What to work on: Your task is to quote the material that follows, in full and exactly.

###

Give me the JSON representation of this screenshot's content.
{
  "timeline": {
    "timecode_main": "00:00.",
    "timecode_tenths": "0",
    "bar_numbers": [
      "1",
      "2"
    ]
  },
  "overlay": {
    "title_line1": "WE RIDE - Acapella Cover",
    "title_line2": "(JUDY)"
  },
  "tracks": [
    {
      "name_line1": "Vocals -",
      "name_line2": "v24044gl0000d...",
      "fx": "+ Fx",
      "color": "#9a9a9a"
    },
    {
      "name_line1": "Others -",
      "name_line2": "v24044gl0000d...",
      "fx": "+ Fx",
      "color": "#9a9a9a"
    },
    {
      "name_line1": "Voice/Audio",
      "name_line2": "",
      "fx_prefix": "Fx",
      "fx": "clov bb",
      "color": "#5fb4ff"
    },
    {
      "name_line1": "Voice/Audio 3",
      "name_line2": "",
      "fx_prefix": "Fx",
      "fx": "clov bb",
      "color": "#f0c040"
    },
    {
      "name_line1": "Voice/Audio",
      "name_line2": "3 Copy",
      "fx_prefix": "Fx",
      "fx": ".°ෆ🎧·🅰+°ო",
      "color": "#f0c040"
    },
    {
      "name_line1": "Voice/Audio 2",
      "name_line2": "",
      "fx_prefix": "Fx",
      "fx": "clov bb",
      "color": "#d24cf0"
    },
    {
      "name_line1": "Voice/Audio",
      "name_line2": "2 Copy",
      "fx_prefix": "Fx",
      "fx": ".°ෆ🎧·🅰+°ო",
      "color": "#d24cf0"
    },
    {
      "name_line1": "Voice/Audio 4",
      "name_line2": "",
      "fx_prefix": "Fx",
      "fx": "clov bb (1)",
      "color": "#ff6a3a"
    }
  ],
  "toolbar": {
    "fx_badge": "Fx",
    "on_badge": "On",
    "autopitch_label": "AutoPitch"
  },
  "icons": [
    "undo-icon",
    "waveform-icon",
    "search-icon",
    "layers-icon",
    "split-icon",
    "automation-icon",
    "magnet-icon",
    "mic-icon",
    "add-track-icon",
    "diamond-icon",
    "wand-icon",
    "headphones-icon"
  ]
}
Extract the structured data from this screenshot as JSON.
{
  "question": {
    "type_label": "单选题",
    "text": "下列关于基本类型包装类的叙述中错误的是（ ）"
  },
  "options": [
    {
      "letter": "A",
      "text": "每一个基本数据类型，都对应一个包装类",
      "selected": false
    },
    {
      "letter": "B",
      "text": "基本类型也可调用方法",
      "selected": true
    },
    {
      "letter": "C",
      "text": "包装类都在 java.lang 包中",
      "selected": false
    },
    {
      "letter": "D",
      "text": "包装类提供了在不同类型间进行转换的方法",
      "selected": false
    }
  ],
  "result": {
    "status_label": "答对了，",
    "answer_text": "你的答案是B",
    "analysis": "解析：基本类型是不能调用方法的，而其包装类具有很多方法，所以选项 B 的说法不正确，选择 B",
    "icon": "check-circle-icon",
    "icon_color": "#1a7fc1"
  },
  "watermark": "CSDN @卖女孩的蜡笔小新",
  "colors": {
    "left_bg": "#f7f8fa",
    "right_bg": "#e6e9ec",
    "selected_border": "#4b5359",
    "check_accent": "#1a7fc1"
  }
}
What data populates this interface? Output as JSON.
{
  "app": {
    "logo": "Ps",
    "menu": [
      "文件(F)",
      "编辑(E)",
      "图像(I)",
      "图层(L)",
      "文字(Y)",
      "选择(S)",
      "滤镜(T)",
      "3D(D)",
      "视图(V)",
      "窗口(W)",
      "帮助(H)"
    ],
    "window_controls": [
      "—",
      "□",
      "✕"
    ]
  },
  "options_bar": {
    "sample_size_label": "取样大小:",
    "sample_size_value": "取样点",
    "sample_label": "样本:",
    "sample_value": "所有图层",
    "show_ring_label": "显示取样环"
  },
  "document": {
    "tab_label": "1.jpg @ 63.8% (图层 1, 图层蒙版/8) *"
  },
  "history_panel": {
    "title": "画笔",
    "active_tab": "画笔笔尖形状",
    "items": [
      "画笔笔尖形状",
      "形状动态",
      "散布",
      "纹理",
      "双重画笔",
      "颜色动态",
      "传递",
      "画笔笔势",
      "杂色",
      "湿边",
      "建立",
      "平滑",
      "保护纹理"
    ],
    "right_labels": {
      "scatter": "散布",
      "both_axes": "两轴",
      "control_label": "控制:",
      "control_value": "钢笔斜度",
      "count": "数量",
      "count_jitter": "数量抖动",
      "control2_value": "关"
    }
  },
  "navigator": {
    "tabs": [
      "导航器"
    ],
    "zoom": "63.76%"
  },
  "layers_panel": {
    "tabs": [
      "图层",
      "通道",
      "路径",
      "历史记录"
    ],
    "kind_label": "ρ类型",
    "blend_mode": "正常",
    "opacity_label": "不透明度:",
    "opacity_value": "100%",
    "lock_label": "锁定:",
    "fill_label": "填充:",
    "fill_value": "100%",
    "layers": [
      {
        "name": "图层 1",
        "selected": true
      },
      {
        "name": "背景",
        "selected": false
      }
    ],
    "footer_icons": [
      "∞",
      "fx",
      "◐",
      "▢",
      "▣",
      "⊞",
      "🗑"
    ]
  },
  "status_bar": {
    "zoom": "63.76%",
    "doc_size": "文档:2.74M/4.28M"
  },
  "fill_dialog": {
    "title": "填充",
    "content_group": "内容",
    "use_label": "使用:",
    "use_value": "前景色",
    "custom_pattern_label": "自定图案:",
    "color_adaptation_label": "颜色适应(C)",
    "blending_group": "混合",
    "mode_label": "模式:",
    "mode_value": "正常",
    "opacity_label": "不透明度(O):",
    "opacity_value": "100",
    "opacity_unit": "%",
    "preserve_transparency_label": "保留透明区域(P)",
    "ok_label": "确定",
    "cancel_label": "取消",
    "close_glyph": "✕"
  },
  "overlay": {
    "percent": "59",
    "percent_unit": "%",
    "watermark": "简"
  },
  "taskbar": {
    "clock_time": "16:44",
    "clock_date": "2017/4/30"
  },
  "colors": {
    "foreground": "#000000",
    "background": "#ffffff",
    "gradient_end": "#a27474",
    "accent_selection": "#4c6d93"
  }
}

###

Exercise result:
Give me the JSON representation of this screenshot's content.
{
  "timeline": {
    "timecode_main": "00:00.",
    "timecode_tenths": "0",
    "bar_numbers": [
      "1",
      "2"
    ]
  },
  "overlay": {
    "title_line1": "WE RIDE - Acapella Cover",
    "title_line2": "(JUDY)"
  },
  "tracks": [
    {
      "name_line1": "Vocals -",
      "name_line2": "v24044gl0000d...",
      "fx": "+ Fx",
      "color": "#9a9a9a"
    },
    {
      "name_line1": "Others -",
      "name_line2": "v24044gl0000d...",
      "fx": "+ Fx",
      "color": "#9a9a9a"
    },
    {
      "name_line1": "Voice/Audio",
      "name_line2": "",
      "fx_prefix": "Fx",
      "fx": "clov bb",
      "color": "#5fb4ff"
    },
    {
      "name_line1": "Voice/Audio 3",
      "name_line2": "",
      "fx_prefix": "Fx",
      "fx": "clov bb",
      "color": "#f0c040"
    },
    {
      "name_line1": "Voice/Audio",
      "name_line2": "3 Copy",
      "fx_prefix": "Fx",
      "fx": ".°ෆ🎧·🅰+°ო",
      "color": "#f0c040"
    },
    {
      "name_line1": "Voice/Audio 2",
      "name_line2": "",
      "fx_prefix": "Fx",
      "fx": "clov bb",
      "color": "#d24cf0"
    },
    {
      "name_line1": "Voice/Audio",
      "name_line2": "2 Copy",
      "fx_prefix": "Fx",
      "fx": ".°ෆ🎧·🅰+°ო",
      "color": "#d24cf0"
    },
    {
      "name_line1": "Voice/Audio 4",
      "name_line2": "",
      "fx_prefix": "Fx",
      "fx": "clov bb (1)",
      "color": "#ff6a3a"
    }
  ],
  "toolbar": {
    "fx_badge": "Fx",
    "on_badge": "On",
    "autopitch_label": "AutoPitch"
  },
  "icons": [
    "undo-icon",
    "waveform-icon",
    "search-icon",
    "layers-icon",
    "split-icon",
    "automation-icon",
    "magnet-icon",
    "mic-icon",
    "add-track-icon",
    "diamond-icon",
    "wand-icon",
    "headphones-icon"
  ]
}
Extract the structured data from this screenshot as JSON.
{
  "question": {
    "type_label": "单选题",
    "text": "下列关于基本类型包装类的叙述中错误的是（ ）"
  },
  "options": [
    {
      "letter": "A",
      "text": "每一个基本数据类型，都对应一个包装类",
      "selected": false
    },
    {
      "letter": "B",
      "text": "基本类型也可调用方法",
      "selected": true
    },
    {
      "letter": "C",
      "text": "包装类都在 java.lang 包中",
      "selected": false
    },
    {
      "letter": "D",
      "text": "包装类提供了在不同类型间进行转换的方法",
      "selected": false
    }
  ],
  "result": {
    "status_label": "答对了，",
    "answer_text": "你的答案是B",
    "analysis": "解析：基本类型是不能调用方法的，而其包装类具有很多方法，所以选项 B 的说法不正确，选择 B",
    "icon": "check-circle-icon",
    "icon_color": "#1a7fc1"
  },
  "watermark": "CSDN @卖女孩的蜡笔小新",
  "colors": {
    "left_bg": "#f7f8fa",
    "right_bg": "#e6e9ec",
    "selected_border": "#4b5359",
    "check_accent": "#1a7fc1"
  }
}
What data populates this interface? Output as JSON.
{
  "app": {
    "logo": "Ps",
    "menu": [
      "文件(F)",
      "编辑(E)",
      "图像(I)",
      "图层(L)",
      "文字(Y)",
      "选择(S)",
      "滤镜(T)",
      "3D(D)",
      "视图(V)",
      "窗口(W)",
      "帮助(H)"
    ],
    "window_controls": [
      "—",
      "□",
      "✕"
    ]
  },
  "options_bar": {
    "sample_size_label": "取样大小:",
    "sample_size_value": "取样点",
    "sample_label": "样本:",
    "sample_value": "所有图层",
    "show_ring_label": "显示取样环"
  },
  "document": {
    "tab_label": "1.jpg @ 63.8% (图层 1, 图层蒙版/8) *"
  },
  "history_panel": {
    "title": "画笔",
    "active_tab": "画笔笔尖形状",
    "items": [
      "画笔笔尖形状",
      "形状动态",
      "散布",
      "纹理",
      "双重画笔",
      "颜色动态",
      "传递",
      "画笔笔势",
      "杂色",
      "湿边",
      "建立",
      "平滑",
      "保护纹理"
    ],
    "right_labels": {
      "scatter": "散布",
      "both_axes": "两轴",
      "control_label": "控制:",
      "control_value": "钢笔斜度",
      "count": "数量",
      "count_jitter": "数量抖动",
      "control2_value": "关"
    }
  },
  "navigator": {
    "tabs": [
      "导航器"
    ],
    "zoom": "63.76%"
  },
  "layers_panel": {
    "tabs": [
      "图层",
      "通道",
      "路径",
      "历史记录"
    ],
    "kind_label": "ρ类型",
    "blend_mode": "正常",
    "opacity_label": "不透明度:",
    "opacity_value": "100%",
    "lock_label": "锁定:",
    "fill_label": "填充:",
    "fill_value": "100%",
    "layers": [
      {
        "name": "图层 1",
        "selected": true
      },
      {
        "name": "背景",
        "selected": false
      }
    ],
    "footer_icons": [
      "∞",
      "fx",
      "◐",
      "▢",
      "▣",
      "⊞",
      "🗑"
    ]
  },
  "status_bar": {
    "zoom": "63.76%",
    "doc_size": "文档:2.74M/4.28M"
  },
  "fill_dialog": {
    "title": "填充",
    "content_group": "内容",
    "use_label": "使用:",
    "use_value": "前景色",
    "custom_pattern_label": "自定图案:",
    "color_adaptation_label": "颜色适应(C)",
    "blending_group": "混合",
    "mode_label": "模式:",
    "mode_value": "正常",
    "opacity_label": "不透明度(O):",
    "opacity_value": "100",
    "opacity_unit": "%",
    "preserve_transparency_label": "保留透明区域(P)",
    "ok_label": "确定",
    "cancel_label": "取消",
    "close_glyph": "✕"
  },
  "overlay": {
    "percent": "59",
    "percent_unit": "%",
    "watermark": "简"
  },
  "taskbar": {
    "clock_time": "16:44",
    "clock_date": "2017/4/30"
  },
  "colors": {
    "foreground": "#000000",
    "background": "#ffffff",
    "gradient_end": "#a27474",
    "accent_selection": "#4c6d93"
  }
}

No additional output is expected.